The surgery of retroperitoneal liposarcoma that is mostly derived from perirenal fat tissue is often accompanied by unilateral nephrectomy; in conjunction with a long-term intraoperative hypotension and large surgical trauma, patients are susceptible to postoperative renal dysfunction. Patients should be closely observed for changes in renal function and any drugs that may be harmful to kidneys should be contraindicated.

Leiomyosarcoma located in inferior vena cava may involve the entire right and left renal veins. En bloc resection of the tumor together with inferior vena cava, as well as right and left renal veins, may be performed without reconstruction and transplantation of inferior vena cava; however, the urine in the bladder should be emptied after disruption of inferior vena cava and right kidney during surgery, and then the left renal vein is blocked, and 20 mg furosemide is administered intravenously. After half an hour’s observation, the discharge of more than 100 ml of urine indicates that the left kidney loop can flow back via the established collateral vein and recover to normal function. Most patients can maintain normal renal function postoperatively.

RECORDED INFORMATION >>
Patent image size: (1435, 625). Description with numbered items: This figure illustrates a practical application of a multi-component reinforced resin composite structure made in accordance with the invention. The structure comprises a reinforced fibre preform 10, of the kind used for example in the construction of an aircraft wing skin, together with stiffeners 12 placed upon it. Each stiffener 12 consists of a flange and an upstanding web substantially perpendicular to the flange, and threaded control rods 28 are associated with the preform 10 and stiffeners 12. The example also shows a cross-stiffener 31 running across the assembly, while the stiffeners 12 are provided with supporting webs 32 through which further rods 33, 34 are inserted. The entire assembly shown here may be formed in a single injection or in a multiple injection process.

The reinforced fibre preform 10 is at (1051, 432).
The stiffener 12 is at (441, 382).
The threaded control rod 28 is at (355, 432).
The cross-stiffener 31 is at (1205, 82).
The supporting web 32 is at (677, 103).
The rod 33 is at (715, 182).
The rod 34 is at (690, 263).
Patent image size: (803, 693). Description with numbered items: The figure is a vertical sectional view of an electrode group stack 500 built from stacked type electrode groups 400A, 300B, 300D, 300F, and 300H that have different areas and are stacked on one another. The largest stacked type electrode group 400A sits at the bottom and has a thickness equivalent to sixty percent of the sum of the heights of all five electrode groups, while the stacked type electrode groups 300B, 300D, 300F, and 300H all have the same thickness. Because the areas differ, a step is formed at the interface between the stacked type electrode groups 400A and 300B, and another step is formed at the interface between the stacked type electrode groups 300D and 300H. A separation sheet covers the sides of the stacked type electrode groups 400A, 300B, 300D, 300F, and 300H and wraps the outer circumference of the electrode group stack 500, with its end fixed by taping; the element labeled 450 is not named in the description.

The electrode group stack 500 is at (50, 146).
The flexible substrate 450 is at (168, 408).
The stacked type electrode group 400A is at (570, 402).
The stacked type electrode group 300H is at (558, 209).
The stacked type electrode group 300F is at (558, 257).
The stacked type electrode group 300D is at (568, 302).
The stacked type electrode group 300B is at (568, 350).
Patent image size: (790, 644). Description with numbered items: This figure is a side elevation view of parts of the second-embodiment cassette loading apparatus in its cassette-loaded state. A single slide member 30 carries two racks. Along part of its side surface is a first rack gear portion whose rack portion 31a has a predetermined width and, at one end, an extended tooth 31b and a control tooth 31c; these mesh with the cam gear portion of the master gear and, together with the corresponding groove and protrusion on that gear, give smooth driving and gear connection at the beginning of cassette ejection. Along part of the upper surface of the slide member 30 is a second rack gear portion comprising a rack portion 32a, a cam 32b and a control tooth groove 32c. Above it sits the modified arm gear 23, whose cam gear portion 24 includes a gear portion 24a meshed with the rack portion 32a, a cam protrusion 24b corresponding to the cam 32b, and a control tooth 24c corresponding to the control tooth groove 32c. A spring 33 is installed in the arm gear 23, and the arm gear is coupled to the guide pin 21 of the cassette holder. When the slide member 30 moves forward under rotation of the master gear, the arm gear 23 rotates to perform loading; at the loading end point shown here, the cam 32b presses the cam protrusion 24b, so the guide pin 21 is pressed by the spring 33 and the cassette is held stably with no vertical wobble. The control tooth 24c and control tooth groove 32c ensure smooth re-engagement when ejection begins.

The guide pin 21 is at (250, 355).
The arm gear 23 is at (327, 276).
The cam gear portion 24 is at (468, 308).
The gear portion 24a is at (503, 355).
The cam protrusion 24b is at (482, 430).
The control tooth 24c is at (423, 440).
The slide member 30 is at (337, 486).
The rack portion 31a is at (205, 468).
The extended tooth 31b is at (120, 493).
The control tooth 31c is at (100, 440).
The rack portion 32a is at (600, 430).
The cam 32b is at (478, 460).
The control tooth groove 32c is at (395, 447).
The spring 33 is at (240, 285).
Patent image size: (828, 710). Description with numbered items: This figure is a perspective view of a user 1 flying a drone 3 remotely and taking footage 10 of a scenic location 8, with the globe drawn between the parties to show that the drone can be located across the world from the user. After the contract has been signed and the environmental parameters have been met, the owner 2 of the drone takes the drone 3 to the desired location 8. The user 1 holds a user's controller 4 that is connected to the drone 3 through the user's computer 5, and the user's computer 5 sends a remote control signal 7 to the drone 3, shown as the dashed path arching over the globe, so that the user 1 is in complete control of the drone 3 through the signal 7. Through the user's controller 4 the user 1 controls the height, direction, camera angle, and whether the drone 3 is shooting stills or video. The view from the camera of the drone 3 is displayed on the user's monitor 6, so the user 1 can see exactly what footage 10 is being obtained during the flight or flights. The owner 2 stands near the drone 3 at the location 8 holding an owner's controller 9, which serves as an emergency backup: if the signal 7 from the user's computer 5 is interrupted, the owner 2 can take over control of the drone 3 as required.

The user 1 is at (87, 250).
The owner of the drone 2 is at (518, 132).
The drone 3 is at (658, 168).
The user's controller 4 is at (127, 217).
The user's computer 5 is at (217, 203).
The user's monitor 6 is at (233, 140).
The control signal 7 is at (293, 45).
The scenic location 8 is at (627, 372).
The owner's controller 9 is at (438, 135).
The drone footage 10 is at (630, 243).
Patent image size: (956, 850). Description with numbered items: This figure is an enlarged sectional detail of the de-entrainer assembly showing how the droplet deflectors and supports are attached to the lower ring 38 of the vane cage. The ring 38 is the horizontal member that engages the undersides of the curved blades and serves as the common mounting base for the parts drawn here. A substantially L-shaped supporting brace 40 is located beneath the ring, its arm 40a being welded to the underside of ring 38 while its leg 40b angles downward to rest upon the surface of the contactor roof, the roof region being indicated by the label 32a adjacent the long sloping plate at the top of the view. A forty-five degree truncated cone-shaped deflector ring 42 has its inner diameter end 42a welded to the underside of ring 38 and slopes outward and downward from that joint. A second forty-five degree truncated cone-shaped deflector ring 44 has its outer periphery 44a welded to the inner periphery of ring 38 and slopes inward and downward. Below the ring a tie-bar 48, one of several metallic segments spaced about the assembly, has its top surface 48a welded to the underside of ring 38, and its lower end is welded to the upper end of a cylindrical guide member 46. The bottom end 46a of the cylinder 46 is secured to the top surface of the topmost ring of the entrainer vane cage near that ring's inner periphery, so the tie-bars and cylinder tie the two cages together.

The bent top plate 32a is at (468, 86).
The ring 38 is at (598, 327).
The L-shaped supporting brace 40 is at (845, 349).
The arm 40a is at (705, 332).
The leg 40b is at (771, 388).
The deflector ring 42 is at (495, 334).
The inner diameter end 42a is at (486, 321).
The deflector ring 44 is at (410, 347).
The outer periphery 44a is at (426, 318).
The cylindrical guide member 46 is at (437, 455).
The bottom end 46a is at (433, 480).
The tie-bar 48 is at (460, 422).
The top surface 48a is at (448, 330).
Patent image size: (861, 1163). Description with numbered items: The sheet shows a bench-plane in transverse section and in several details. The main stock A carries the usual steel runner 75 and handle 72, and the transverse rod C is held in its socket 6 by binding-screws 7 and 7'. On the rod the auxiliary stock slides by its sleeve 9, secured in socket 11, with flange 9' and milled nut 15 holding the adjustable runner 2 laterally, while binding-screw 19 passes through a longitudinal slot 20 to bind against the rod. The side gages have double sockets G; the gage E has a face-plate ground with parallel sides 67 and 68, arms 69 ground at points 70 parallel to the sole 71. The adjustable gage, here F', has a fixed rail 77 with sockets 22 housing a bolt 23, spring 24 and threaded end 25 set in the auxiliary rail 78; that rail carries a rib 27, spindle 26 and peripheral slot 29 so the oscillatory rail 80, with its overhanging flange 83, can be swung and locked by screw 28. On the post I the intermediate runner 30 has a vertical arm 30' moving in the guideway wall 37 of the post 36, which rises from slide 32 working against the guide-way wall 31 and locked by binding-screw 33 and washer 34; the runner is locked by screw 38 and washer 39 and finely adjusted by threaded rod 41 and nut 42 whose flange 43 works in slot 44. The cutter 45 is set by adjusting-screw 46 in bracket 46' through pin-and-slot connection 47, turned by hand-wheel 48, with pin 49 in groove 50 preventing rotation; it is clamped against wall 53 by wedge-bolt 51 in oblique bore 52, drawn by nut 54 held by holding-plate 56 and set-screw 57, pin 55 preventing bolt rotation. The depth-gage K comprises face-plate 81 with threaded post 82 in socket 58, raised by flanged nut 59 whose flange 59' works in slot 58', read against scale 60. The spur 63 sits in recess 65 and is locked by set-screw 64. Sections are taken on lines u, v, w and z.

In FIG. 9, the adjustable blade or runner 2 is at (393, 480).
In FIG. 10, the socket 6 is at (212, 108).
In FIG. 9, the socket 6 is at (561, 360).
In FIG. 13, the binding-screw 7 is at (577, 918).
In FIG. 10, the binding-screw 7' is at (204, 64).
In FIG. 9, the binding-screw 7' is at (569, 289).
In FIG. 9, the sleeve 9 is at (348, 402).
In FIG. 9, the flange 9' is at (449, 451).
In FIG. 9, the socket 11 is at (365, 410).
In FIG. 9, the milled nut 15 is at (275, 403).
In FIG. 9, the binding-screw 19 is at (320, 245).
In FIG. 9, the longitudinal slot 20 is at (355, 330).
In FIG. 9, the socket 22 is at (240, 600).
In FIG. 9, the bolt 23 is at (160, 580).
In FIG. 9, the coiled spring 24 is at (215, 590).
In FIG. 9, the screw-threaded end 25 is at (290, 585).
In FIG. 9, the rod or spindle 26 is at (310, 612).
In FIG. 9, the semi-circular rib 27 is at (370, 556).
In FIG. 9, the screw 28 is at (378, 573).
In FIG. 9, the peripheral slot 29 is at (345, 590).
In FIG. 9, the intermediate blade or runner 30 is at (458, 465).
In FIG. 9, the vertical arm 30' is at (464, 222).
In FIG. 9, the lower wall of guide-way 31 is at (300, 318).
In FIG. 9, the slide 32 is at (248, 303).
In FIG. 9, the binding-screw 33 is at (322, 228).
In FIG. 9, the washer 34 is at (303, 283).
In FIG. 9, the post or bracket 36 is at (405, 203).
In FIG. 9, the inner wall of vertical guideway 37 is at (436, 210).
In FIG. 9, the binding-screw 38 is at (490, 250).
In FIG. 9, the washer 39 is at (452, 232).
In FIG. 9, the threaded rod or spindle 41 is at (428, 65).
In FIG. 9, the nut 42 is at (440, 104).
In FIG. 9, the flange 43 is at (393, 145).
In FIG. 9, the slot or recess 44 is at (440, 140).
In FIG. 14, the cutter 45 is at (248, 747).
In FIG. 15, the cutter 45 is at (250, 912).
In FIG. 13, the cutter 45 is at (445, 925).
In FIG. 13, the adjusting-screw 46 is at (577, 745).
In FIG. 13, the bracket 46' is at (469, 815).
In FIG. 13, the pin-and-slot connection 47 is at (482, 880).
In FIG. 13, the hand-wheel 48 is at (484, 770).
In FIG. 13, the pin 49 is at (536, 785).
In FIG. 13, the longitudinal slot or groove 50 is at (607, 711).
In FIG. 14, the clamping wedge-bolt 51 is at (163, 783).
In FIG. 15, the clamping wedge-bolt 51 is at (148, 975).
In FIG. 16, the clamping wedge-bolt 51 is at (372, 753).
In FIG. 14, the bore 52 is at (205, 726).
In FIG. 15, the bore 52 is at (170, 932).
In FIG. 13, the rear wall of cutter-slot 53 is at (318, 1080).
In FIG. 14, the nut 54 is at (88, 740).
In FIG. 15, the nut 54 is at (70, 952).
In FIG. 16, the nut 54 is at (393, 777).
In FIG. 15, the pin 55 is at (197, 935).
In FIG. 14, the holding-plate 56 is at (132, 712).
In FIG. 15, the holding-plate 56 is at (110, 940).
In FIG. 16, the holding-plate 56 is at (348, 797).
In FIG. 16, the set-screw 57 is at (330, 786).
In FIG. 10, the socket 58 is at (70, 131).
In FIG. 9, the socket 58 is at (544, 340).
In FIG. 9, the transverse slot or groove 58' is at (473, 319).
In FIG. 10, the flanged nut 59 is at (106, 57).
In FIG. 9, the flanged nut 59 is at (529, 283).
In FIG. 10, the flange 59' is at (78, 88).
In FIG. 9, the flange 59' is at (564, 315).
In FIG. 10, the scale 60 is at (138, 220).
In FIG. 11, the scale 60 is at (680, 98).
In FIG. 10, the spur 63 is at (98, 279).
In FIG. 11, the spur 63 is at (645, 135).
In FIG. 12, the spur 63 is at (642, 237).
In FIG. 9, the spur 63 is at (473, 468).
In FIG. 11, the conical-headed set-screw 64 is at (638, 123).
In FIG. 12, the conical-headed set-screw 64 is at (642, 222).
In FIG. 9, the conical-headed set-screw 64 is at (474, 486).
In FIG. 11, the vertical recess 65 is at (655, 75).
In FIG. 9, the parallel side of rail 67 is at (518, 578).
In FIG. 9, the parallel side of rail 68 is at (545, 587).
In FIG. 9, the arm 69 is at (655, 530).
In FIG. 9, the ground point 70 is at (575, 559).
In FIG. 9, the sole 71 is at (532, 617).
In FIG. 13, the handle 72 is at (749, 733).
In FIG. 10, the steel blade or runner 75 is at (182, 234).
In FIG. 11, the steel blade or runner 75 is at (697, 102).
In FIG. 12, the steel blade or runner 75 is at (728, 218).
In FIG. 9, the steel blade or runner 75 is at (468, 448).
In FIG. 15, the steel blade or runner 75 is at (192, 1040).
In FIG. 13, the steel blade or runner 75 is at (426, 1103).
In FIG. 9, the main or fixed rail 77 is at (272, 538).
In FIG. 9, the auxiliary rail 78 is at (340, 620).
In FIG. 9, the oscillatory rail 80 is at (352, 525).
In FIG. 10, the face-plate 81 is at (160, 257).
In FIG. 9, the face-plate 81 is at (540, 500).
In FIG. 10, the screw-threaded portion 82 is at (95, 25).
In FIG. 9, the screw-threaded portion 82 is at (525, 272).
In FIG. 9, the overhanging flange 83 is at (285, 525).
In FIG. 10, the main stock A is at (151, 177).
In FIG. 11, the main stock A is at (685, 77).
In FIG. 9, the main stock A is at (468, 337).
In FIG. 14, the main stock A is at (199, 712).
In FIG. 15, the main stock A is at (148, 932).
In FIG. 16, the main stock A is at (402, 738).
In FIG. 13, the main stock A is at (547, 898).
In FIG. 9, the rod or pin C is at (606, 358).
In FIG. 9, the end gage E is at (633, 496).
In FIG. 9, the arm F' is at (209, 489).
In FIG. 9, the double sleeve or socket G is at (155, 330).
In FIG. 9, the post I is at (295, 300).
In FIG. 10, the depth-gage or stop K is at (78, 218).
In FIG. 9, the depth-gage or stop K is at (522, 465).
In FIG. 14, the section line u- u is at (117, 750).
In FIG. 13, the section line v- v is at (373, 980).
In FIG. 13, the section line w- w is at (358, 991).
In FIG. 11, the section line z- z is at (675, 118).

EXERCISE INSTRUCTIONS >>
Pick up the passage on kidney function after retroperitoneal tumor surgery right after its last sentence, and keep writing it.

ANSWER TO THE EXERCISE >>
5 Damage of Nerve Tissue

Primary RPTs can arise from nerve tissue. If the basal part of tumor is located at the intervertebral foramen, complete resection is likely to injure spinal nerves. The damage to unilateral single nerve root generally does not cause serious complications, but the involvement of multiple spinal nerves may result in corresponding symptoms of nerve injury. Sometimes, if the base of neurofibromas is located in the spinal canal, joint surgery should be performed in cooperation with neurosurgeons. During the surgery, surgeons firstly remove the outer layer of the spinal canal followed by partial tumor within the spinal canal.

Retroperitoneal tumors located in the lower abdomen and pelvis often compress sciatic nerve or femoral nerve. In some cases, femoral nerve can be completely wrapped by RPTs. If femoral nerve is resected together with the tumor, resulting in complete loss of function, patients will be unable to contract quadriceps muscle or to walk without the aid of crutches postoperatively. However, some patients do walk without the aid of crutches and require no further treatment during 1 or 2 years of follow-up. If symptoms are not improved, patients may undergo secondary surgery which transfers partial knee flexors into extensors in order to correct the extension function of the knee joint.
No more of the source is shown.